* ENTRIES PROVIDED:
★ ★ ★
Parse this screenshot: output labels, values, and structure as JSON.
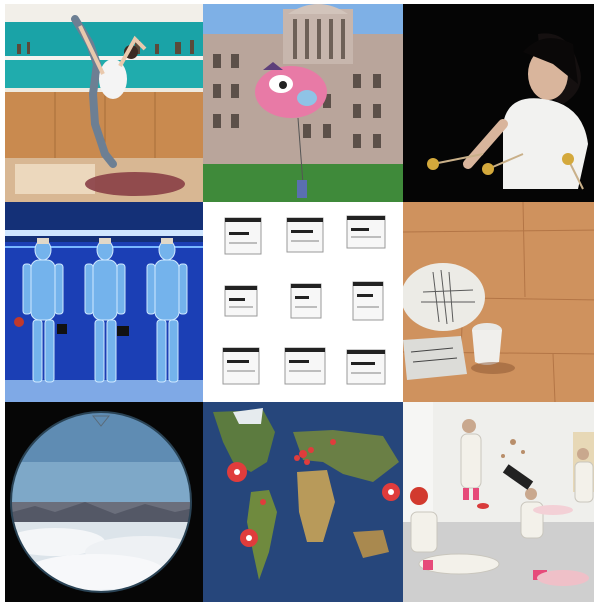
{
  "collage": {
    "tiles": [
      {
        "name": "dancer-kitchen-photo"
      },
      {
        "name": "capitol-balloon-photo"
      },
      {
        "name": "performer-mallets-photo"
      },
      {
        "name": "figures-blue-wall-photo"
      },
      {
        "name": "window-dialogs-grid-image"
      },
      {
        "name": "plate-cup-table-photo"
      },
      {
        "name": "sky-circle-porthole-photo"
      },
      {
        "name": "world-map-markers-image"
      },
      {
        "name": "gallery-performance-photo"
      }
    ]
  }
}
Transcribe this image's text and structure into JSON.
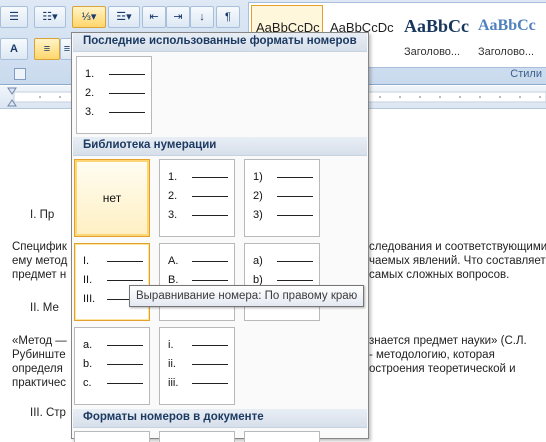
{
  "ribbon": {
    "group_label_styles": "Стили",
    "styles": [
      {
        "sample": "AaBbCcDc",
        "name": ""
      },
      {
        "sample": "AaBbCcDc",
        "name": ""
      },
      {
        "sample": "AaBbCc",
        "name": "Заголово..."
      },
      {
        "sample": "AaBbCc",
        "name": "Заголово..."
      }
    ],
    "pilcrow": "¶",
    "font_color_letter": "A"
  },
  "document": {
    "lines": [
      "I.     Пр",
      "Специфик",
      "ему метод",
      "предмет н",
      "II.     Ме",
      "«Метод —",
      "Рубинште",
      "определя",
      "практичес",
      "III.     Стр",
      "следования и соответствующими",
      "чаемых явлений. Что составляет",
      "самых сложных вопросов.",
      "знается предмет науки» (С.Л.",
      "- методологию, которая",
      "остроения теоретической и"
    ]
  },
  "menu": {
    "recent_header": "Последние использованные форматы номеров",
    "library_header": "Библиотека нумерации",
    "document_header": "Форматы номеров в документе",
    "none_label": "нет",
    "recent": [
      [
        "1.",
        "2.",
        "3."
      ]
    ],
    "library": [
      [
        "1.",
        "2.",
        "3."
      ],
      [
        "1)",
        "2)",
        "3)"
      ],
      [
        "I.",
        "II.",
        "III."
      ],
      [
        "A.",
        "B.",
        "C."
      ],
      [
        "a)",
        "b)",
        "c)"
      ],
      [
        "a.",
        "b.",
        "c."
      ],
      [
        "i.",
        "ii.",
        "iii."
      ]
    ]
  },
  "tooltip": "Выравнивание номера: По правому краю"
}
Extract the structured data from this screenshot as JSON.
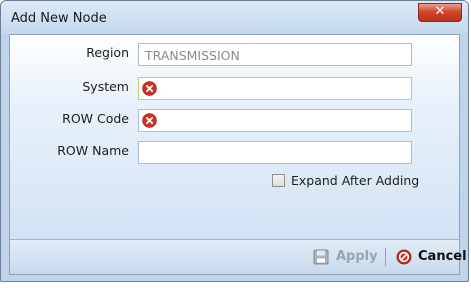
{
  "window": {
    "title": "Add New Node",
    "close_icon": "close-x-icon"
  },
  "form": {
    "fields": [
      {
        "label": "Region",
        "value": "TRANSMISSION",
        "error": false
      },
      {
        "label": "System",
        "value": "",
        "error": true
      },
      {
        "label": "ROW Code",
        "value": "",
        "error": true
      },
      {
        "label": "ROW Name",
        "value": "",
        "error": false
      }
    ],
    "expand_after_adding": {
      "label": "Expand After Adding",
      "checked": false
    }
  },
  "footer": {
    "apply_label": "Apply",
    "apply_icon": "save-icon",
    "cancel_label": "Cancel",
    "cancel_icon": "cancel-icon"
  },
  "colors": {
    "error_red": "#d0321f",
    "cancel_red": "#c8322a"
  }
}
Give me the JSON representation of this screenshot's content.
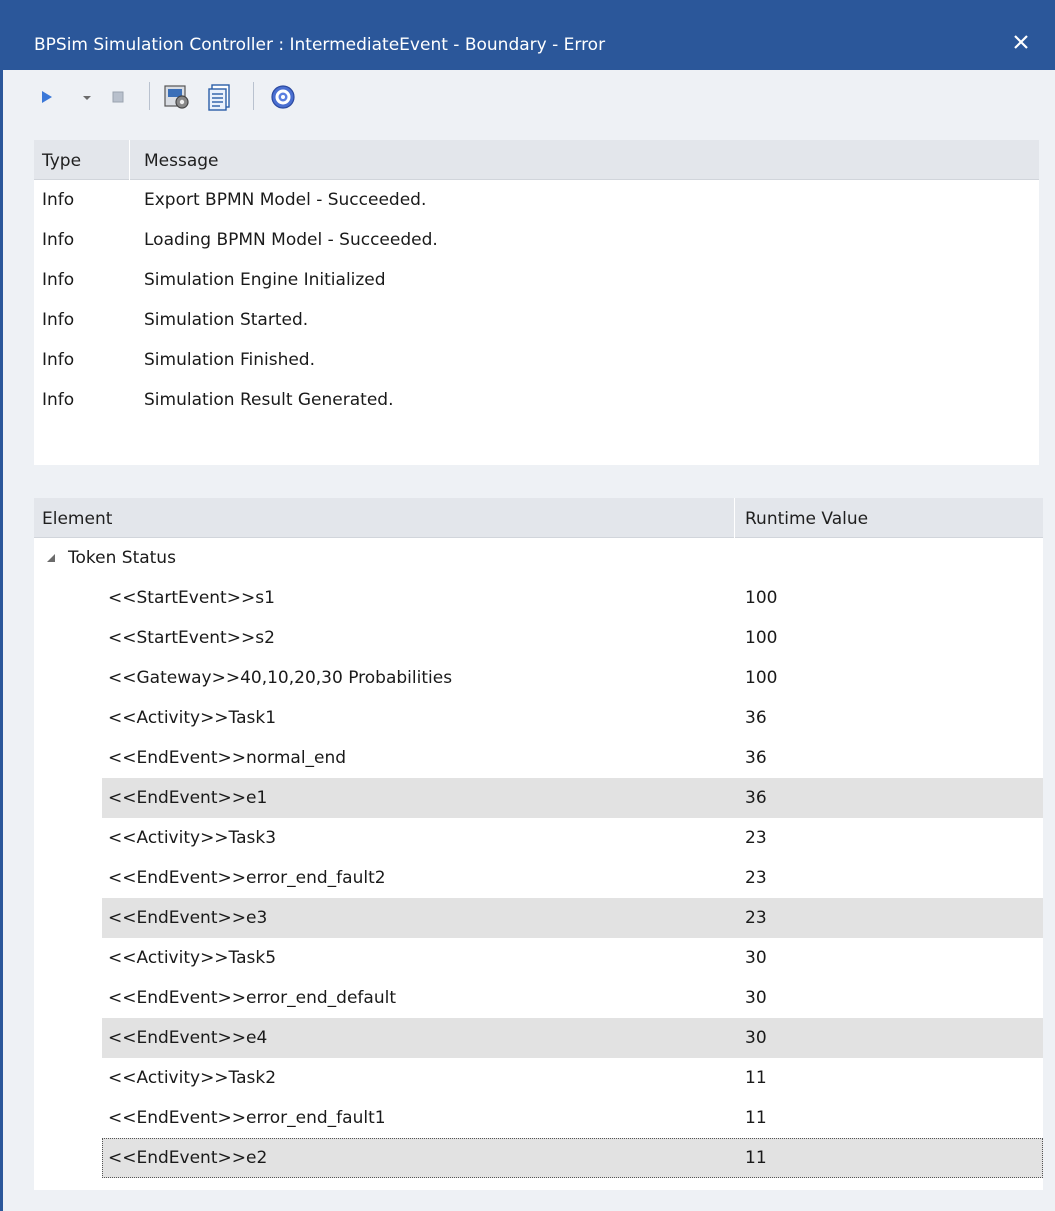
{
  "window": {
    "title": "BPSim Simulation Controller : IntermediateEvent - Boundary - Error",
    "close_icon": "close-icon",
    "accent_color": "#2b579a"
  },
  "toolbar": {
    "buttons": [
      {
        "name": "run-button",
        "icon": "play-icon"
      },
      {
        "name": "run-dropdown",
        "icon": "chevron-down-icon"
      },
      {
        "name": "stop-button",
        "icon": "stop-icon"
      },
      {
        "name": "configure-button",
        "icon": "config-icon"
      },
      {
        "name": "report-button",
        "icon": "report-icon"
      },
      {
        "name": "help-button",
        "icon": "help-icon"
      }
    ]
  },
  "messages": {
    "columns": [
      "Type",
      "Message"
    ],
    "rows": [
      {
        "type": "Info",
        "message": "Export BPMN Model - Succeeded."
      },
      {
        "type": "Info",
        "message": "Loading BPMN Model - Succeeded."
      },
      {
        "type": "Info",
        "message": "Simulation Engine Initialized"
      },
      {
        "type": "Info",
        "message": "Simulation Started."
      },
      {
        "type": "Info",
        "message": "Simulation Finished."
      },
      {
        "type": "Info",
        "message": "Simulation Result Generated."
      }
    ]
  },
  "results": {
    "columns": [
      "Element",
      "Runtime Value"
    ],
    "group": {
      "label": "Token Status",
      "expanded": true
    },
    "rows": [
      {
        "element": "<<StartEvent>>s1",
        "value": "100",
        "highlighted": false
      },
      {
        "element": "<<StartEvent>>s2",
        "value": "100",
        "highlighted": false
      },
      {
        "element": "<<Gateway>>40,10,20,30 Probabilities",
        "value": "100",
        "highlighted": false
      },
      {
        "element": "<<Activity>>Task1",
        "value": "36",
        "highlighted": false
      },
      {
        "element": "<<EndEvent>>normal_end",
        "value": "36",
        "highlighted": false
      },
      {
        "element": "<<EndEvent>>e1",
        "value": "36",
        "highlighted": true
      },
      {
        "element": "<<Activity>>Task3",
        "value": "23",
        "highlighted": false
      },
      {
        "element": "<<EndEvent>>error_end_fault2",
        "value": "23",
        "highlighted": false
      },
      {
        "element": "<<EndEvent>>e3",
        "value": "23",
        "highlighted": true
      },
      {
        "element": "<<Activity>>Task5",
        "value": "30",
        "highlighted": false
      },
      {
        "element": "<<EndEvent>>error_end_default",
        "value": "30",
        "highlighted": false
      },
      {
        "element": "<<EndEvent>>e4",
        "value": "30",
        "highlighted": true
      },
      {
        "element": "<<Activity>>Task2",
        "value": "11",
        "highlighted": false
      },
      {
        "element": "<<EndEvent>>error_end_fault1",
        "value": "11",
        "highlighted": false
      },
      {
        "element": "<<EndEvent>>e2",
        "value": "11",
        "highlighted": true,
        "focused": true
      }
    ]
  }
}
★ ★ ★
* AIM:
Reproduce the material above in full, exactly, with no images.

* RESPONSE TO THE TASK:
Parse this screenshot: output labels, values, and structure as JSON.
{
  "collage": {
    "tiles": [
      {
        "name": "dancer-kitchen-photo"
      },
      {
        "name": "capitol-balloon-photo"
      },
      {
        "name": "performer-mallets-photo"
      },
      {
        "name": "figures-blue-wall-photo"
      },
      {
        "name": "window-dialogs-grid-image"
      },
      {
        "name": "plate-cup-table-photo"
      },
      {
        "name": "sky-circle-porthole-photo"
      },
      {
        "name": "world-map-markers-image"
      },
      {
        "name": "gallery-performance-photo"
      }
    ]
  }
}
Transcribe this image's text and structure into JSON.
{
  "ribbon": {
    "group_label_styles": "Стили",
    "styles": [
      {
        "sample": "AaBbCcDc",
        "name": ""
      },
      {
        "sample": "AaBbCcDc",
        "name": ""
      },
      {
        "sample": "AaBbCc",
        "name": "Заголово..."
      },
      {
        "sample": "AaBbCc",
        "name": "Заголово..."
      }
    ],
    "pilcrow": "¶",
    "font_color_letter": "A"
  },
  "document": {
    "lines": [
      "I.     Пр",
      "Специфик",
      "ему метод",
      "предмет н",
      "II.     Ме",
      "«Метод —",
      "Рубинште",
      "определя",
      "практичес",
      "III.     Стр",
      "следования и соответствующими",
      "чаемых явлений. Что составляет",
      "самых сложных вопросов.",
      "знается предмет науки» (С.Л.",
      "- методологию, которая",
      "остроения теоретической и"
    ]
  },
  "menu": {
    "recent_header": "Последние использованные форматы номеров",
    "library_header": "Библиотека нумерации",
    "document_header": "Форматы номеров в документе",
    "none_label": "нет",
    "recent": [
      [
        "1.",
        "2.",
        "3."
      ]
    ],
    "library": [
      [
        "1.",
        "2.",
        "3."
      ],
      [
        "1)",
        "2)",
        "3)"
      ],
      [
        "I.",
        "II.",
        "III."
      ],
      [
        "A.",
        "B.",
        "C."
      ],
      [
        "a)",
        "b)",
        "c)"
      ],
      [
        "a.",
        "b.",
        "c."
      ],
      [
        "i.",
        "ii.",
        "iii."
      ]
    ]
  },
  "tooltip": "Выравнивание номера: По правому краю"
}
Extract the structured data from this screenshot as JSON.
{
  "window": {
    "title": "Add New Node",
    "close_icon": "close-x-icon"
  },
  "form": {
    "fields": [
      {
        "label": "Region",
        "value": "TRANSMISSION",
        "error": false
      },
      {
        "label": "System",
        "value": "",
        "error": true
      },
      {
        "label": "ROW Code",
        "value": "",
        "error": true
      },
      {
        "label": "ROW Name",
        "value": "",
        "error": false
      }
    ],
    "expand_after_adding": {
      "label": "Expand After Adding",
      "checked": false
    }
  },
  "footer": {
    "apply_label": "Apply",
    "apply_icon": "save-icon",
    "cancel_label": "Cancel",
    "cancel_icon": "cancel-icon"
  },
  "colors": {
    "error_red": "#d0321f",
    "cancel_red": "#c8322a"
  }
}
Give me the JSON representation of this screenshot's content.
{
  "window": {
    "title": "BPSim Simulation Controller : IntermediateEvent - Boundary - Error",
    "close_icon": "close-icon",
    "accent_color": "#2b579a"
  },
  "toolbar": {
    "buttons": [
      {
        "name": "run-button",
        "icon": "play-icon"
      },
      {
        "name": "run-dropdown",
        "icon": "chevron-down-icon"
      },
      {
        "name": "stop-button",
        "icon": "stop-icon"
      },
      {
        "name": "configure-button",
        "icon": "config-icon"
      },
      {
        "name": "report-button",
        "icon": "report-icon"
      },
      {
        "name": "help-button",
        "icon": "help-icon"
      }
    ]
  },
  "messages": {
    "columns": [
      "Type",
      "Message"
    ],
    "rows": [
      {
        "type": "Info",
        "message": "Export BPMN Model - Succeeded."
      },
      {
        "type": "Info",
        "message": "Loading BPMN Model - Succeeded."
      },
      {
        "type": "Info",
        "message": "Simulation Engine Initialized"
      },
      {
        "type": "Info",
        "message": "Simulation Started."
      },
      {
        "type": "Info",
        "message": "Simulation Finished."
      },
      {
        "type": "Info",
        "message": "Simulation Result Generated."
      }
    ]
  },
  "results": {
    "columns": [
      "Element",
      "Runtime Value"
    ],
    "group": {
      "label": "Token Status",
      "expanded": true
    },
    "rows": [
      {
        "element": "<<StartEvent>>s1",
        "value": "100",
        "highlighted": false
      },
      {
        "element": "<<StartEvent>>s2",
        "value": "100",
        "highlighted": false
      },
      {
        "element": "<<Gateway>>40,10,20,30 Probabilities",
        "value": "100",
        "highlighted": false
      },
      {
        "element": "<<Activity>>Task1",
        "value": "36",
        "highlighted": false
      },
      {
        "element": "<<EndEvent>>normal_end",
        "value": "36",
        "highlighted": false
      },
      {
        "element": "<<EndEvent>>e1",
        "value": "36",
        "highlighted": true
      },
      {
        "element": "<<Activity>>Task3",
        "value": "23",
        "highlighted": false
      },
      {
        "element": "<<EndEvent>>error_end_fault2",
        "value": "23",
        "highlighted": false
      },
      {
        "element": "<<EndEvent>>e3",
        "value": "23",
        "highlighted": true
      },
      {
        "element": "<<Activity>>Task5",
        "value": "30",
        "highlighted": false
      },
      {
        "element": "<<EndEvent>>error_end_default",
        "value": "30",
        "highlighted": false
      },
      {
        "element": "<<EndEvent>>e4",
        "value": "30",
        "highlighted": true
      },
      {
        "element": "<<Activity>>Task2",
        "value": "11",
        "highlighted": false
      },
      {
        "element": "<<EndEvent>>error_end_fault1",
        "value": "11",
        "highlighted": false
      },
      {
        "element": "<<EndEvent>>e2",
        "value": "11",
        "highlighted": true,
        "focused": true
      }
    ]
  }
}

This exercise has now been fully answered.